--- START Quoted text ---

Routine Whilst Writing – Why It is So Damned Important!

So, as you are all aware, I’m supposed to be writing a novel consisting of 60,000 words in the month of April. With my current word count far more behind than it ought to be (2921 words), I’ve been thinking about why I’m finding this challenge far more difficult than I ought to be.

I guess it is because of the fact that I’ve not been very strict about my writing routine. This is a fundemental part of the writing process. When I was in my initial meeting with my IP tutor prior to the challenge, he said that setting aside a couple of hours a day, daily, at the same time each day would be a sure-fire way of succeeding with the challenge. He suggested in the morning, before carrying on the rest of the day.

And, on Day #1, this idea worked out pretty well. I guess it was a mix of excitement to get started, the idea being very fresh in my mind, and not booking any activities until later on in the day.

--- END Quoted text ---
--- START Dataset content ---

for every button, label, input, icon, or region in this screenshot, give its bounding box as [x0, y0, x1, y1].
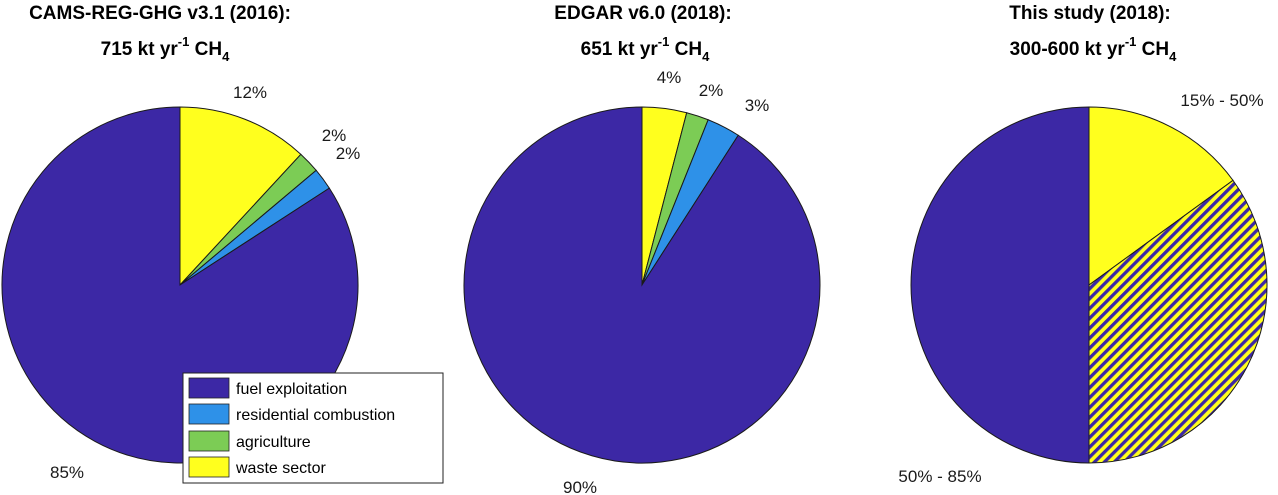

--- END Dataset content ---

■ **Task list**:
A: In the post on writing routine:
(i) How many words is the novel meant to reach, and in which month?
(ii) What is the writer's current word count?
(iii) At what time of day did the IP tutor suggest writing?
B: Pick up the post on writing routine after its last sentence and continue it.
The data comes from a separate source.

■ **Per-task outputs**:
A:
(i) 60,000 words, in April.
(ii) 2921 words.
(iii) In the morning.

B:
However, as time rolled on, I was ending up doing activities in the morning, like seeing relatives and friends, and getting distracted with shopping, television and Sims 4. I’d get told off by my aunt, then be asked if I wanted to go out the next morning. The whole routine was thrown out of whack and completely de-motivated me, I lost my train of thought within the story I was trying to tell, and am feeling completely and utterly lost. Add an extra week away that I wasn’t planning, and days merging together, and you get a novel that just isn’t being written.

But I’m back home now, and in complete control of my routine once again.

And I’ve realised that I’ve not been working to my advantage, as I don’t work very well in the morning. My creative and energetic peak tends to be mid-afternoon to early evening. And that is when I ought to be planning my writing time, not in the morning when I am lethargic and tired. I’m one of those oddballs that gets more awake as the day goes on, rather than more tired. And that is something I should actually be working with rather than against.

Sure, writing in the morning works well for a lot of writers, but it isn’t a one-time-suits-all kind of life. One time might work for my IP tutor, but not so well with me. No one writer is the same as another when it comes to their writing routine, and this is something that I have come to realise whilst working on this project.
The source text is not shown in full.